** start RECORDS FOR PROCESSING **
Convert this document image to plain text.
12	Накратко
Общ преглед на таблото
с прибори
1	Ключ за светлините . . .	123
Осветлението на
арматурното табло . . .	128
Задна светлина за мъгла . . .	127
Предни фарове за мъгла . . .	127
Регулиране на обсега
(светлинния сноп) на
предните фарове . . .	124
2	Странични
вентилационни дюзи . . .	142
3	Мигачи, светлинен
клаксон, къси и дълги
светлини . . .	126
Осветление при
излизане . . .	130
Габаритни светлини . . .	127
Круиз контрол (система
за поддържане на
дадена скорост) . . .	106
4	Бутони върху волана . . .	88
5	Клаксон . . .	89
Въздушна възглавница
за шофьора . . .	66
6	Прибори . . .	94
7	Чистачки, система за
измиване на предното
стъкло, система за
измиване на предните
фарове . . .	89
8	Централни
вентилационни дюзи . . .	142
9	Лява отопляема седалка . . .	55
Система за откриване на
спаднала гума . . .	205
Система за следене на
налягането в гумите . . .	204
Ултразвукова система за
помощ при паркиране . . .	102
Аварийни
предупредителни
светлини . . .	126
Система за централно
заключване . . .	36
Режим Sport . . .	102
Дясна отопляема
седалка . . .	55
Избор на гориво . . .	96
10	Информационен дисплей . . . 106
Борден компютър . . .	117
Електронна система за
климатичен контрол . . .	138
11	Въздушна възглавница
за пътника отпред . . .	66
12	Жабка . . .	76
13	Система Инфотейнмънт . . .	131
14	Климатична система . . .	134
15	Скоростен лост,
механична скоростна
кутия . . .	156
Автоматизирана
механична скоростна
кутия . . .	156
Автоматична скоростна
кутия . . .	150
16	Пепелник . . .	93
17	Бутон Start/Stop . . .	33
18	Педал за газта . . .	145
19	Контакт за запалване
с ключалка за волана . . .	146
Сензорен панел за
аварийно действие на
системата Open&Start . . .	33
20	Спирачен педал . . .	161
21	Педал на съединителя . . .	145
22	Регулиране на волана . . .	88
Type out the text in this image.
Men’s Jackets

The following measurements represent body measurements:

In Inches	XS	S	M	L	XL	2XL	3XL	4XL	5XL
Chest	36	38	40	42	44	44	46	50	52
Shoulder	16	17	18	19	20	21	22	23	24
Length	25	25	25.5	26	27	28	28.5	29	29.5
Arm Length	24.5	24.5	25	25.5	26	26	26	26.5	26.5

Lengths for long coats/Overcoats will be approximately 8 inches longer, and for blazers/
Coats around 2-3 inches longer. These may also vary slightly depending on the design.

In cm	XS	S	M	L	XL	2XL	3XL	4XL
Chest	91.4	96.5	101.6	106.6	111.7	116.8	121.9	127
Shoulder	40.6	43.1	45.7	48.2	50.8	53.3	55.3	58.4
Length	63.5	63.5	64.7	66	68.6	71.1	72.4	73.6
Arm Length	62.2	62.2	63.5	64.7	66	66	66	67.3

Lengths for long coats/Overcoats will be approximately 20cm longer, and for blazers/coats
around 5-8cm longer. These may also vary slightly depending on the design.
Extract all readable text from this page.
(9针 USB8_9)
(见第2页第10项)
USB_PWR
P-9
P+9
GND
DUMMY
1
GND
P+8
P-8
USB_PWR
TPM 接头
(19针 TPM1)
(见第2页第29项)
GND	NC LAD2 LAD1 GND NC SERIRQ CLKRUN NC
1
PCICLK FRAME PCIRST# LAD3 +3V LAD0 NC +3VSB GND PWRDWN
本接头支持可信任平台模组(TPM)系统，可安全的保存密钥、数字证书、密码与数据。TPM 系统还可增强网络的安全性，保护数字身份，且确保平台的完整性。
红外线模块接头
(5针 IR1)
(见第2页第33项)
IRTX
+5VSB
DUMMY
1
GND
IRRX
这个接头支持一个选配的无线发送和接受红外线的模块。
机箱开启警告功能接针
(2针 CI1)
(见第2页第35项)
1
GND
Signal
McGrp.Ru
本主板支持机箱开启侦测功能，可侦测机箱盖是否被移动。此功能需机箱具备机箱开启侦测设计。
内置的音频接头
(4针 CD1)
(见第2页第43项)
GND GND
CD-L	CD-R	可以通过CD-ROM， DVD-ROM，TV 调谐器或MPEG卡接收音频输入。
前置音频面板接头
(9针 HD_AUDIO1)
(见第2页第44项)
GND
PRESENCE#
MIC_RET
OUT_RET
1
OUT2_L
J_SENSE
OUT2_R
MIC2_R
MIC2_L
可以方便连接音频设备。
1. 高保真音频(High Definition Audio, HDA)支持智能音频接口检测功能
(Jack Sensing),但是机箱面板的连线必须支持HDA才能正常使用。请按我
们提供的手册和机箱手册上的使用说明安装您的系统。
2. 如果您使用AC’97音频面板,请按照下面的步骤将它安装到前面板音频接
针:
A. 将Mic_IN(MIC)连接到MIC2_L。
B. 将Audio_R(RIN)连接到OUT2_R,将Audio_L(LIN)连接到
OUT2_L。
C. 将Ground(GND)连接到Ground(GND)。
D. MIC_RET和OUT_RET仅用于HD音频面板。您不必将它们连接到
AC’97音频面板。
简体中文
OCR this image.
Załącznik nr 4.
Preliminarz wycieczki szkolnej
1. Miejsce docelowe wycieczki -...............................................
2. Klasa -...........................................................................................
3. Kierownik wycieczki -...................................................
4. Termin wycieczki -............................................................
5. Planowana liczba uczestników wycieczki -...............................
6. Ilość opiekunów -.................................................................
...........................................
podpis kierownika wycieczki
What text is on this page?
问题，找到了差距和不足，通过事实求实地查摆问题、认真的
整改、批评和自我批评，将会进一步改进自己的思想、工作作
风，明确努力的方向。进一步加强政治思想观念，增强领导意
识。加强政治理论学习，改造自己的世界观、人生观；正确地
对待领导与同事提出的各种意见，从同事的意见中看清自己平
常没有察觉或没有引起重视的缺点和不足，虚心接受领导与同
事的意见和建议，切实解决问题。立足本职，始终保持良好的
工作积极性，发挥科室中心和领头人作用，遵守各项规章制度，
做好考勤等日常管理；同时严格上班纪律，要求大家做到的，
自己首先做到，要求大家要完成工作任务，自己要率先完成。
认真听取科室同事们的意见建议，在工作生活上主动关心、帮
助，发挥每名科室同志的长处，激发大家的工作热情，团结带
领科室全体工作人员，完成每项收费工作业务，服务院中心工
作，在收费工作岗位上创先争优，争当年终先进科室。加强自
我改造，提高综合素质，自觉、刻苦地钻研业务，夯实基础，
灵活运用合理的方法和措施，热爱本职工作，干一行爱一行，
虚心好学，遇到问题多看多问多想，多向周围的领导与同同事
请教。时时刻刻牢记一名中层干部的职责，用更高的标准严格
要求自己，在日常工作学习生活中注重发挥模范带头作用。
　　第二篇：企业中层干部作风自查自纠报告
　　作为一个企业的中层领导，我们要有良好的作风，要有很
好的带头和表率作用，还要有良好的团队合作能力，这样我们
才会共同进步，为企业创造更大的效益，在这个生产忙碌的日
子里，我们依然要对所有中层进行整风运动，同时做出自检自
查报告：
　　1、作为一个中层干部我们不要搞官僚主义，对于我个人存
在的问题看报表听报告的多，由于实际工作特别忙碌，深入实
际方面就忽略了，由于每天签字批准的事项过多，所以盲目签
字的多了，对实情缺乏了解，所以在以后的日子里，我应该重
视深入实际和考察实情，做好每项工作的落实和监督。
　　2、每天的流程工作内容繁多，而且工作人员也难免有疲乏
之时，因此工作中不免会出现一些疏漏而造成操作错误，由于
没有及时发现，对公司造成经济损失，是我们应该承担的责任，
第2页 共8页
** end RECORDS FOR PROCESSING **
#### [STATED EXERCISE]
Copy out each record from above, exactly.

#### [TASK SOLUTION]
Convert this document image to plain text.
12	Накратко
Общ преглед на таблото
с прибори
1	Ключ за светлините . . .	123
Осветлението на
арматурното табло . . .	128
Задна светлина за мъгла . . .	127
Предни фарове за мъгла . . .	127
Регулиране на обсега
(светлинния сноп) на
предните фарове . . .	124
2	Странични
вентилационни дюзи . . .	142
3	Мигачи, светлинен
клаксон, къси и дълги
светлини . . .	126
Осветление при
излизане . . .	130
Габаритни светлини . . .	127
Круиз контрол (система
за поддържане на
дадена скорост) . . .	106
4	Бутони върху волана . . .	88
5	Клаксон . . .	89
Въздушна възглавница
за шофьора . . .	66
6	Прибори . . .	94
7	Чистачки, система за
измиване на предното
стъкло, система за
измиване на предните
фарове . . .	89
8	Централни
вентилационни дюзи . . .	142
9	Лява отопляема седалка . . .	55
Система за откриване на
спаднала гума . . .	205
Система за следене на
налягането в гумите . . .	204
Ултразвукова система за
помощ при паркиране . . .	102
Аварийни
предупредителни
светлини . . .	126
Система за централно
заключване . . .	36
Режим Sport . . .	102
Дясна отопляема
седалка . . .	55
Избор на гориво . . .	96
10	Информационен дисплей . . . 106
Борден компютър . . .	117
Електронна система за
климатичен контрол . . .	138
11	Въздушна възглавница
за пътника отпред . . .	66
12	Жабка . . .	76
13	Система Инфотейнмънт . . .	131
14	Климатична система . . .	134
15	Скоростен лост,
механична скоростна
кутия . . .	156
Автоматизирана
механична скоростна
кутия . . .	156
Автоматична скоростна
кутия . . .	150
16	Пепелник . . .	93
17	Бутон Start/Stop . . .	33
18	Педал за газта . . .	145
19	Контакт за запалване
с ключалка за волана . . .	146
Сензорен панел за
аварийно действие на
системата Open&Start . . .	33
20	Спирачен педал . . .	161
21	Педал на съединителя . . .	145
22	Регулиране на волана . . .	88
Type out the text in this image.
Men’s Jackets

The following measurements represent body measurements:

In Inches	XS	S	M	L	XL	2XL	3XL	4XL	5XL
Chest	36	38	40	42	44	44	46	50	52
Shoulder	16	17	18	19	20	21	22	23	24
Length	25	25	25.5	26	27	28	28.5	29	29.5
Arm Length	24.5	24.5	25	25.5	26	26	26	26.5	26.5

Lengths for long coats/Overcoats will be approximately 8 inches longer, and for blazers/
Coats around 2-3 inches longer. These may also vary slightly depending on the design.

In cm	XS	S	M	L	XL	2XL	3XL	4XL
Chest	91.4	96.5	101.6	106.6	111.7	116.8	121.9	127
Shoulder	40.6	43.1	45.7	48.2	50.8	53.3	55.3	58.4
Length	63.5	63.5	64.7	66	68.6	71.1	72.4	73.6
Arm Length	62.2	62.2	63.5	64.7	66	66	66	67.3

Lengths for long coats/Overcoats will be approximately 20cm longer, and for blazers/coats
around 5-8cm longer. These may also vary slightly depending on the design.
Extract all readable text from this page.
(9针 USB8_9)
(见第2页第10项)
USB_PWR
P-9
P+9
GND
DUMMY
1
GND
P+8
P-8
USB_PWR
TPM 接头
(19针 TPM1)
(见第2页第29项)
GND	NC LAD2 LAD1 GND NC SERIRQ CLKRUN NC
1
PCICLK FRAME PCIRST# LAD3 +3V LAD0 NC +3VSB GND PWRDWN
本接头支持可信任平台模组(TPM)系统，可安全的保存密钥、数字证书、密码与数据。TPM 系统还可增强网络的安全性，保护数字身份，且确保平台的完整性。
红外线模块接头
(5针 IR1)
(见第2页第33项)
IRTX
+5VSB
DUMMY
1
GND
IRRX
这个接头支持一个选配的无线发送和接受红外线的模块。
机箱开启警告功能接针
(2针 CI1)
(见第2页第35项)
1
GND
Signal
McGrp.Ru
本主板支持机箱开启侦测功能，可侦测机箱盖是否被移动。此功能需机箱具备机箱开启侦测设计。
内置的音频接头
(4针 CD1)
(见第2页第43项)
GND GND
CD-L	CD-R	可以通过CD-ROM， DVD-ROM，TV 调谐器或MPEG卡接收音频输入。
前置音频面板接头
(9针 HD_AUDIO1)
(见第2页第44项)
GND
PRESENCE#
MIC_RET
OUT_RET
1
OUT2_L
J_SENSE
OUT2_R
MIC2_R
MIC2_L
可以方便连接音频设备。
1. 高保真音频(High Definition Audio, HDA)支持智能音频接口检测功能
(Jack Sensing),但是机箱面板的连线必须支持HDA才能正常使用。请按我
们提供的手册和机箱手册上的使用说明安装您的系统。
2. 如果您使用AC’97音频面板,请按照下面的步骤将它安装到前面板音频接
针:
A. 将Mic_IN(MIC)连接到MIC2_L。
B. 将Audio_R(RIN)连接到OUT2_R,将Audio_L(LIN)连接到
OUT2_L。
C. 将Ground(GND)连接到Ground(GND)。
D. MIC_RET和OUT_RET仅用于HD音频面板。您不必将它们连接到
AC’97音频面板。
简体中文
OCR this image.
Załącznik nr 4.
Preliminarz wycieczki szkolnej
1. Miejsce docelowe wycieczki -...............................................
2. Klasa -...........................................................................................
3. Kierownik wycieczki -...................................................
4. Termin wycieczki -............................................................
5. Planowana liczba uczestników wycieczki -...............................
6. Ilość opiekunów -.................................................................
...........................................
podpis kierownika wycieczki
What text is on this page?
问题，找到了差距和不足，通过事实求实地查摆问题、认真的
整改、批评和自我批评，将会进一步改进自己的思想、工作作
风，明确努力的方向。进一步加强政治思想观念，增强领导意
识。加强政治理论学习，改造自己的世界观、人生观；正确地
对待领导与同事提出的各种意见，从同事的意见中看清自己平
常没有察觉或没有引起重视的缺点和不足，虚心接受领导与同
事的意见和建议，切实解决问题。立足本职，始终保持良好的
工作积极性，发挥科室中心和领头人作用，遵守各项规章制度，
做好考勤等日常管理；同时严格上班纪律，要求大家做到的，
自己首先做到，要求大家要完成工作任务，自己要率先完成。
认真听取科室同事们的意见建议，在工作生活上主动关心、帮
助，发挥每名科室同志的长处，激发大家的工作热情，团结带
领科室全体工作人员，完成每项收费工作业务，服务院中心工
作，在收费工作岗位上创先争优，争当年终先进科室。加强自
我改造，提高综合素质，自觉、刻苦地钻研业务，夯实基础，
灵活运用合理的方法和措施，热爱本职工作，干一行爱一行，
虚心好学，遇到问题多看多问多想，多向周围的领导与同同事
请教。时时刻刻牢记一名中层干部的职责，用更高的标准严格
要求自己，在日常工作学习生活中注重发挥模范带头作用。
　　第二篇：企业中层干部作风自查自纠报告
　　作为一个企业的中层领导，我们要有良好的作风，要有很
好的带头和表率作用，还要有良好的团队合作能力，这样我们
才会共同进步，为企业创造更大的效益，在这个生产忙碌的日
子里，我们依然要对所有中层进行整风运动，同时做出自检自
查报告：
　　1、作为一个中层干部我们不要搞官僚主义，对于我个人存
在的问题看报表听报告的多，由于实际工作特别忙碌，深入实
际方面就忽略了，由于每天签字批准的事项过多，所以盲目签
字的多了，对实情缺乏了解，所以在以后的日子里，我应该重
视深入实际和考察实情，做好每项工作的落实和监督。
　　2、每天的流程工作内容繁多，而且工作人员也难免有疲乏
之时，因此工作中不免会出现一些疏漏而造成操作错误，由于
没有及时发现，对公司造成经济损失，是我们应该承担的责任，
第2页 共8页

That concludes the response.